[Records]
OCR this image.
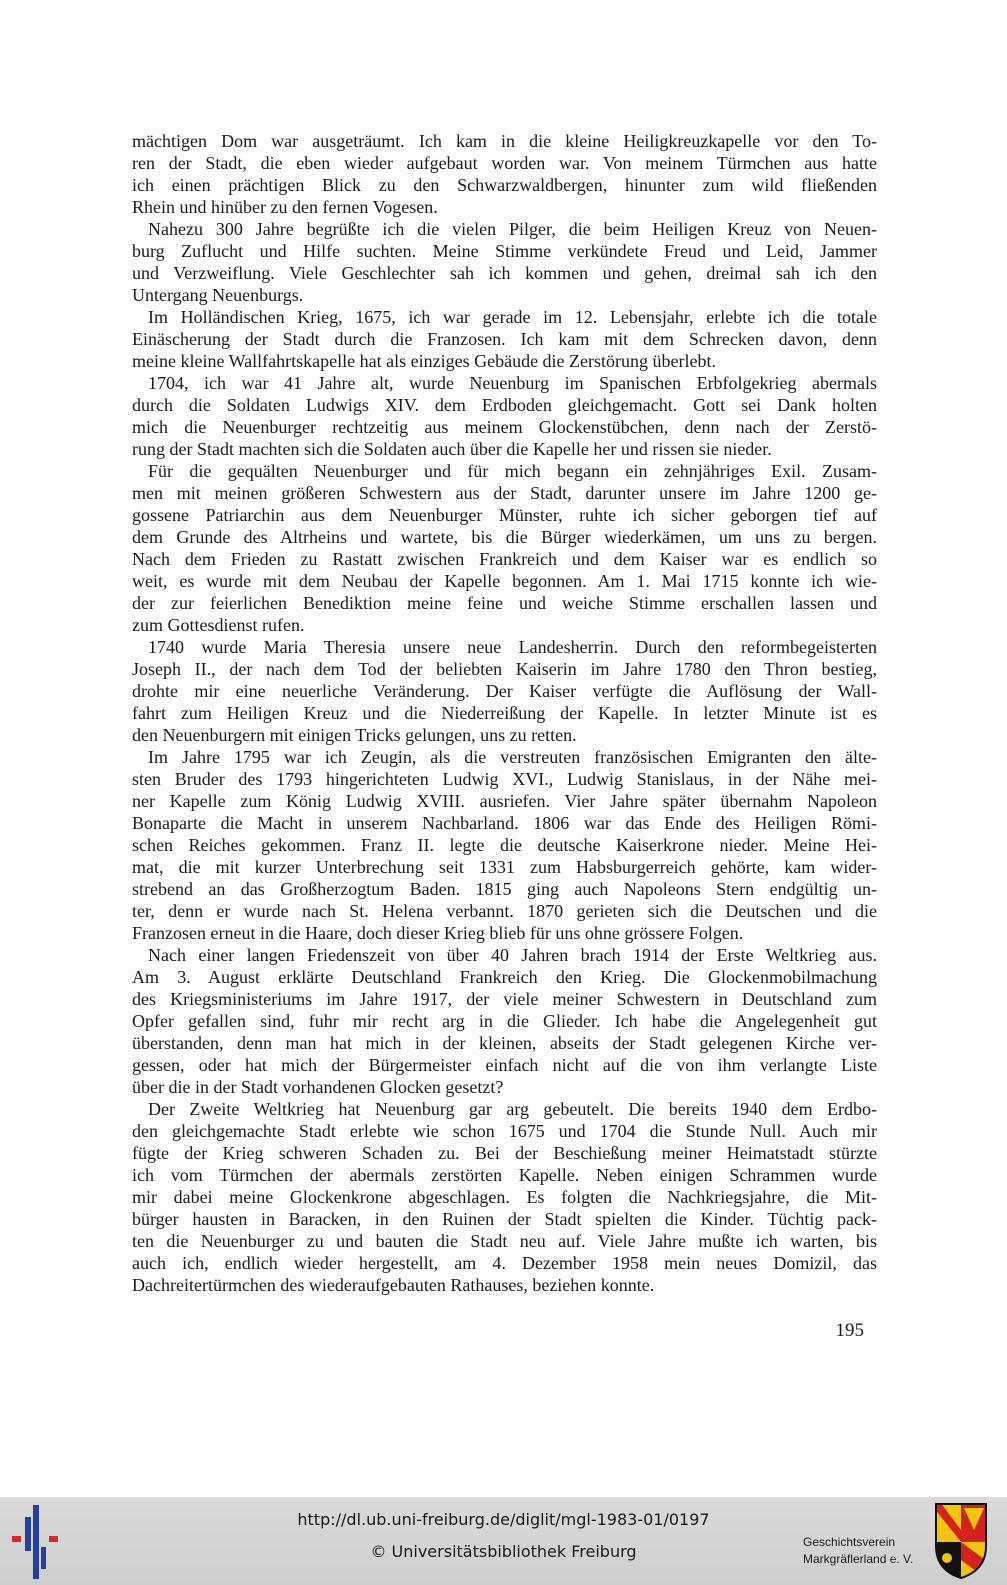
mächtigen Dom war ausgeträumt. Ich kam in die kleine Heiligkreuzkapelle vor den To-
ren der Stadt, die eben wieder aufgebaut worden war. Von meinem Türmchen aus hatte
ich einen prächtigen Blick zu den Schwarzwaldbergen, hinunter zum wild fließenden
Rhein und hinüber zu den fernen Vogesen.
Nahezu 300 Jahre begrüßte ich die vielen Pilger, die beim Heiligen Kreuz von Neuen-
burg Zuflucht und Hilfe suchten. Meine Stimme verkündete Freud und Leid, Jammer
und Verzweiflung. Viele Geschlechter sah ich kommen und gehen, dreimal sah ich den
Untergang Neuenburgs.
Im Holländischen Krieg, 1675, ich war gerade im 12. Lebensjahr, erlebte ich die totale
Einäscherung der Stadt durch die Franzosen. Ich kam mit dem Schrecken davon, denn
meine kleine Wallfahrtskapelle hat als einziges Gebäude die Zerstörung überlebt.
1704, ich war 41 Jahre alt, wurde Neuenburg im Spanischen Erbfolgekrieg abermals
durch die Soldaten Ludwigs XIV. dem Erdboden gleichgemacht. Gott sei Dank holten
mich die Neuenburger rechtzeitig aus meinem Glockenstübchen, denn nach der Zerstö-
rung der Stadt machten sich die Soldaten auch über die Kapelle her und rissen sie nieder.
Für die gequälten Neuenburger und für mich begann ein zehnjähriges Exil. Zusam-
men mit meinen größeren Schwestern aus der Stadt, darunter unsere im Jahre 1200 ge-
gossene Patriarchin aus dem Neuenburger Münster, ruhte ich sicher geborgen tief auf
dem Grunde des Altrheins und wartete, bis die Bürger wiederkämen, um uns zu bergen.
Nach dem Frieden zu Rastatt zwischen Frankreich und dem Kaiser war es endlich so
weit, es wurde mit dem Neubau der Kapelle begonnen. Am 1. Mai 1715 konnte ich wie-
der zur feierlichen Benediktion meine feine und weiche Stimme erschallen lassen und
zum Gottesdienst rufen.
1740 wurde Maria Theresia unsere neue Landesherrin. Durch den reformbegeisterten
Joseph II., der nach dem Tod der beliebten Kaiserin im Jahre 1780 den Thron bestieg,
drohte mir eine neuerliche Veränderung. Der Kaiser verfügte die Auflösung der Wall-
fahrt zum Heiligen Kreuz und die Niederreißung der Kapelle. In letzter Minute ist es
den Neuenburgern mit einigen Tricks gelungen, uns zu retten.
Im Jahre 1795 war ich Zeugin, als die verstreuten französischen Emigranten den älte-
sten Bruder des 1793 hingerichteten Ludwig XVI., Ludwig Stanislaus, in der Nähe mei-
ner Kapelle zum König Ludwig XVIII. ausriefen. Vier Jahre später übernahm Napoleon
Bonaparte die Macht in unserem Nachbarland. 1806 war das Ende des Heiligen Römi-
schen Reiches gekommen. Franz II. legte die deutsche Kaiserkrone nieder. Meine Hei-
mat, die mit kurzer Unterbrechung seit 1331 zum Habsburgerreich gehörte, kam wider-
strebend an das Großherzogtum Baden. 1815 ging auch Napoleons Stern endgültig un-
ter, denn er wurde nach St. Helena verbannt. 1870 gerieten sich die Deutschen und die
Franzosen erneut in die Haare, doch dieser Krieg blieb für uns ohne grössere Folgen.
Nach einer langen Friedenszeit von über 40 Jahren brach 1914 der Erste Weltkrieg aus.
Am 3. August erklärte Deutschland Frankreich den Krieg. Die Glockenmobilmachung
des Kriegsministeriums im Jahre 1917, der viele meiner Schwestern in Deutschland zum
Opfer gefallen sind, fuhr mir recht arg in die Glieder. Ich habe die Angelegenheit gut
überstanden, denn man hat mich in der kleinen, abseits der Stadt gelegenen Kirche ver-
gessen, oder hat mich der Bürgermeister einfach nicht auf die von ihm verlangte Liste
über die in der Stadt vorhandenen Glocken gesetzt?
Der Zweite Weltkrieg hat Neuenburg gar arg gebeutelt. Die bereits 1940 dem Erdbo-
den gleichgemachte Stadt erlebte wie schon 1675 und 1704 die Stunde Null. Auch mir
fügte der Krieg schweren Schaden zu. Bei der Beschießung meiner Heimatstadt stürzte
ich vom Türmchen der abermals zerstörten Kapelle. Neben einigen Schrammen wurde
mir dabei meine Glockenkrone abgeschlagen. Es folgten die Nachkriegsjahre, die Mit-
bürger hausten in Baracken, in den Ruinen der Stadt spielten die Kinder. Tüchtig pack-
ten die Neuenburger zu und bauten die Stadt neu auf. Viele Jahre mußte ich warten, bis
auch ich, endlich wieder hergestellt, am 4. Dezember 1958 mein neues Domizil, das
Dachreitertürmchen des wiederaufgebauten Rathauses, beziehen konnte.
195
http://dl.ub.uni-freiburg.de/diglit/mgl-1983-01/0197
© Universitätsbibliothek Freiburg	Geschichtsverein
Markgräflerland e. V.
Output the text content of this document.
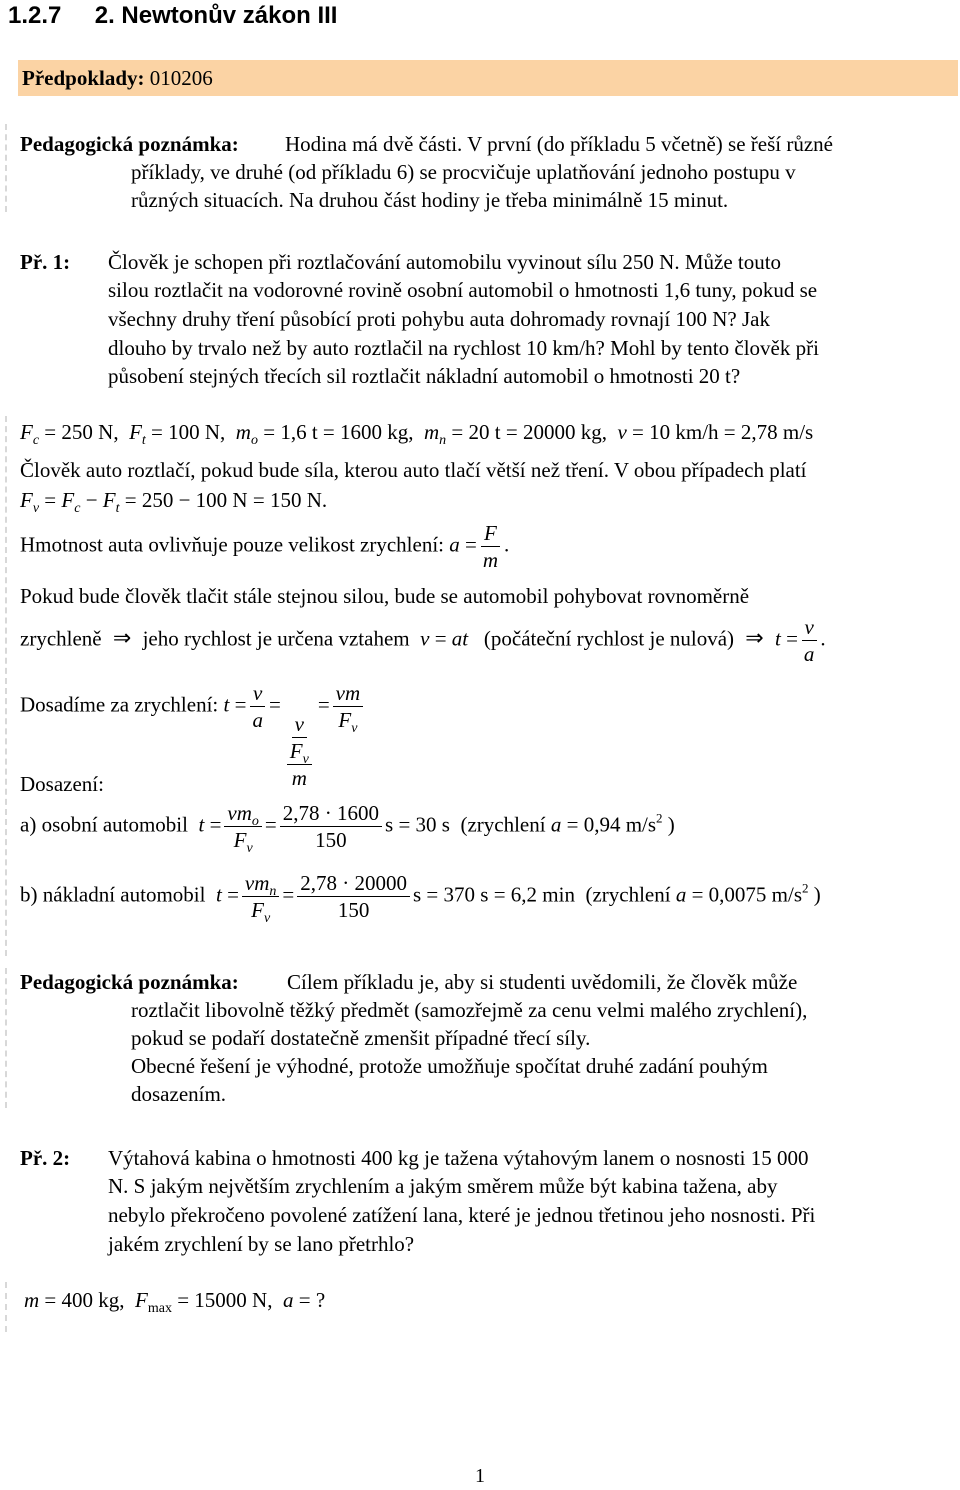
1.2.7 2. Newtonův zákon III
Předpoklady: 010206
Pedagogická poznámka: Hodina má dvě části. V první (do příkladu 5 včetně) se řeší různé
příklady, ve druhé (od příkladu 6) se procvičuje uplatňování jednoho postupu v
různých situacích. Na druhou část hodiny je třeba minimálně 15 minut.
Př. 1: Člověk je schopen při roztlačování automobilu vyvinout sílu 250 N. Může touto
silou roztlačit na vodorovné rovině osobní automobil o hmotnosti 1,6 tuny, pokud se
všechny druhy tření působící proti pohybu auta dohromady rovnají 100 N? Jak
dlouho by trvalo než by auto roztlačil na rychlost 10 km/h? Mohl by tento člověk při
působení stejných třecích sil roztlačit nákladní automobil o hmotnosti 20 t?
$F_c = 250$ N,  $F_t = 100$ N,  $m_o = 1,6$ t = 1600 kg,  $m_n = 20$ t = 20000 kg,  v = 10 km/h = 2,78 m/s
Člověk auto roztlačí, pokud bude síla, kterou auto tlačí větší než tření. V obou případech platí
$F_v = F_c - F_t = 250 - 100$ N = 150 N.
Hmotnost auta ovlivňuje pouze velikost zrychlení: $a = \frac{F}{m}$ .
Pokud bude člověk tlačit stále stejnou silou, bude se automobil pohybovat rovnoměrně
zrychleně ⇒ jeho rychlost je určena vztahem  v = at (počáteční rychlost je nulová) ⇒ $t = \frac{v}{a}$ .
Dosadíme za zrychlení: $t = \frac{v}{a}$ =
$\frac{v}{\frac{F_v}{m}}$
= $\frac{vm}{F_v}$
Dosazení:
a) osobní automobil  $t = \frac{vm_o}{F_v} = \frac{2,78 \cdot 1600}{150}$ s = 30 s (zrychlení a = 0,94 $m/s^2$ )
b) nákladní automobil  $t = \frac{vm_n}{F_v} = \frac{2,78 \cdot 20000}{150}$ s = 370 s = 6,2 min (zrychlení a = 0,0075 $m/s^2$ )
Pedagogická poznámka: Cílem příkladu je, aby si studenti uvědomili, že člověk může
roztlačit libovolně těžký předmět (samozřejmě za cenu velmi malého zrychlení),
pokud se podaří dostatečně zmenšit případné třecí síly.
Obecné řešení je výhodné, protože umožňuje spočítat druhé zadání pouhým
dosazením.
Př. 2: Výtahová kabina o hmotnosti 400 kg je tažena výtahovým lanem o nosnosti 15 000
N. S jakým největším zrychlením a jakým směrem může být kabina tažena, aby
nebylo překročeno povolené zatížení lana, které je jednou třetinou jeho nosnosti. Při
jakém zrychlení by se lano přetrhlo?
m = 400 kg,  $F_{max} = 15000$ N,  a = ?
1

WHAT TO WORK ON: Exactly reproduce the entries above, minus the pictures.

EXPECTED OUTPUT:
OCR this image.
mächtigen Dom war ausgeträumt. Ich kam in die kleine Heiligkreuzkapelle vor den To-
ren der Stadt, die eben wieder aufgebaut worden war. Von meinem Türmchen aus hatte
ich einen prächtigen Blick zu den Schwarzwaldbergen, hinunter zum wild fließenden
Rhein und hinüber zu den fernen Vogesen.
Nahezu 300 Jahre begrüßte ich die vielen Pilger, die beim Heiligen Kreuz von Neuen-
burg Zuflucht und Hilfe suchten. Meine Stimme verkündete Freud und Leid, Jammer
und Verzweiflung. Viele Geschlechter sah ich kommen und gehen, dreimal sah ich den
Untergang Neuenburgs.
Im Holländischen Krieg, 1675, ich war gerade im 12. Lebensjahr, erlebte ich die totale
Einäscherung der Stadt durch die Franzosen. Ich kam mit dem Schrecken davon, denn
meine kleine Wallfahrtskapelle hat als einziges Gebäude die Zerstörung überlebt.
1704, ich war 41 Jahre alt, wurde Neuenburg im Spanischen Erbfolgekrieg abermals
durch die Soldaten Ludwigs XIV. dem Erdboden gleichgemacht. Gott sei Dank holten
mich die Neuenburger rechtzeitig aus meinem Glockenstübchen, denn nach der Zerstö-
rung der Stadt machten sich die Soldaten auch über die Kapelle her und rissen sie nieder.
Für die gequälten Neuenburger und für mich begann ein zehnjähriges Exil. Zusam-
men mit meinen größeren Schwestern aus der Stadt, darunter unsere im Jahre 1200 ge-
gossene Patriarchin aus dem Neuenburger Münster, ruhte ich sicher geborgen tief auf
dem Grunde des Altrheins und wartete, bis die Bürger wiederkämen, um uns zu bergen.
Nach dem Frieden zu Rastatt zwischen Frankreich und dem Kaiser war es endlich so
weit, es wurde mit dem Neubau der Kapelle begonnen. Am 1. Mai 1715 konnte ich wie-
der zur feierlichen Benediktion meine feine und weiche Stimme erschallen lassen und
zum Gottesdienst rufen.
1740 wurde Maria Theresia unsere neue Landesherrin. Durch den reformbegeisterten
Joseph II., der nach dem Tod der beliebten Kaiserin im Jahre 1780 den Thron bestieg,
drohte mir eine neuerliche Veränderung. Der Kaiser verfügte die Auflösung der Wall-
fahrt zum Heiligen Kreuz und die Niederreißung der Kapelle. In letzter Minute ist es
den Neuenburgern mit einigen Tricks gelungen, uns zu retten.
Im Jahre 1795 war ich Zeugin, als die verstreuten französischen Emigranten den älte-
sten Bruder des 1793 hingerichteten Ludwig XVI., Ludwig Stanislaus, in der Nähe mei-
ner Kapelle zum König Ludwig XVIII. ausriefen. Vier Jahre später übernahm Napoleon
Bonaparte die Macht in unserem Nachbarland. 1806 war das Ende des Heiligen Römi-
schen Reiches gekommen. Franz II. legte die deutsche Kaiserkrone nieder. Meine Hei-
mat, die mit kurzer Unterbrechung seit 1331 zum Habsburgerreich gehörte, kam wider-
strebend an das Großherzogtum Baden. 1815 ging auch Napoleons Stern endgültig un-
ter, denn er wurde nach St. Helena verbannt. 1870 gerieten sich die Deutschen und die
Franzosen erneut in die Haare, doch dieser Krieg blieb für uns ohne grössere Folgen.
Nach einer langen Friedenszeit von über 40 Jahren brach 1914 der Erste Weltkrieg aus.
Am 3. August erklärte Deutschland Frankreich den Krieg. Die Glockenmobilmachung
des Kriegsministeriums im Jahre 1917, der viele meiner Schwestern in Deutschland zum
Opfer gefallen sind, fuhr mir recht arg in die Glieder. Ich habe die Angelegenheit gut
überstanden, denn man hat mich in der kleinen, abseits der Stadt gelegenen Kirche ver-
gessen, oder hat mich der Bürgermeister einfach nicht auf die von ihm verlangte Liste
über die in der Stadt vorhandenen Glocken gesetzt?
Der Zweite Weltkrieg hat Neuenburg gar arg gebeutelt. Die bereits 1940 dem Erdbo-
den gleichgemachte Stadt erlebte wie schon 1675 und 1704 die Stunde Null. Auch mir
fügte der Krieg schweren Schaden zu. Bei der Beschießung meiner Heimatstadt stürzte
ich vom Türmchen der abermals zerstörten Kapelle. Neben einigen Schrammen wurde
mir dabei meine Glockenkrone abgeschlagen. Es folgten die Nachkriegsjahre, die Mit-
bürger hausten in Baracken, in den Ruinen der Stadt spielten die Kinder. Tüchtig pack-
ten die Neuenburger zu und bauten die Stadt neu auf. Viele Jahre mußte ich warten, bis
auch ich, endlich wieder hergestellt, am 4. Dezember 1958 mein neues Domizil, das
Dachreitertürmchen des wiederaufgebauten Rathauses, beziehen konnte.
195
http://dl.ub.uni-freiburg.de/diglit/mgl-1983-01/0197
© Universitätsbibliothek Freiburg	Geschichtsverein
Markgräflerland e. V.
Output the text content of this document.
1.2.7 2. Newtonův zákon III
Předpoklady: 010206
Pedagogická poznámka: Hodina má dvě části. V první (do příkladu 5 včetně) se řeší různé
příklady, ve druhé (od příkladu 6) se procvičuje uplatňování jednoho postupu v
různých situacích. Na druhou část hodiny je třeba minimálně 15 minut.
Př. 1: Člověk je schopen při roztlačování automobilu vyvinout sílu 250 N. Může touto
silou roztlačit na vodorovné rovině osobní automobil o hmotnosti 1,6 tuny, pokud se
všechny druhy tření působící proti pohybu auta dohromady rovnají 100 N? Jak
dlouho by trvalo než by auto roztlačil na rychlost 10 km/h? Mohl by tento člověk při
působení stejných třecích sil roztlačit nákladní automobil o hmotnosti 20 t?
$F_c = 250$ N,  $F_t = 100$ N,  $m_o = 1,6$ t = 1600 kg,  $m_n = 20$ t = 20000 kg,  v = 10 km/h = 2,78 m/s
Člověk auto roztlačí, pokud bude síla, kterou auto tlačí větší než tření. V obou případech platí
$F_v = F_c - F_t = 250 - 100$ N = 150 N.
Hmotnost auta ovlivňuje pouze velikost zrychlení: $a = \frac{F}{m}$ .
Pokud bude člověk tlačit stále stejnou silou, bude se automobil pohybovat rovnoměrně
zrychleně ⇒ jeho rychlost je určena vztahem  v = at (počáteční rychlost je nulová) ⇒ $t = \frac{v}{a}$ .
Dosadíme za zrychlení: $t = \frac{v}{a}$ =
$\frac{v}{\frac{F_v}{m}}$
= $\frac{vm}{F_v}$
Dosazení:
a) osobní automobil  $t = \frac{vm_o}{F_v} = \frac{2,78 \cdot 1600}{150}$ s = 30 s (zrychlení a = 0,94 $m/s^2$ )
b) nákladní automobil  $t = \frac{vm_n}{F_v} = \frac{2,78 \cdot 20000}{150}$ s = 370 s = 6,2 min (zrychlení a = 0,0075 $m/s^2$ )
Pedagogická poznámka: Cílem příkladu je, aby si studenti uvědomili, že člověk může
roztlačit libovolně těžký předmět (samozřejmě za cenu velmi malého zrychlení),
pokud se podaří dostatečně zmenšit případné třecí síly.
Obecné řešení je výhodné, protože umožňuje spočítat druhé zadání pouhým
dosazením.
Př. 2: Výtahová kabina o hmotnosti 400 kg je tažena výtahovým lanem o nosnosti 15 000
N. S jakým největším zrychlením a jakým směrem může být kabina tažena, aby
nebylo překročeno povolené zatížení lana, které je jednou třetinou jeho nosnosti. Při
jakém zrychlení by se lano přetrhlo?
m = 400 kg,  $F_{max} = 15000$ N,  a = ?
1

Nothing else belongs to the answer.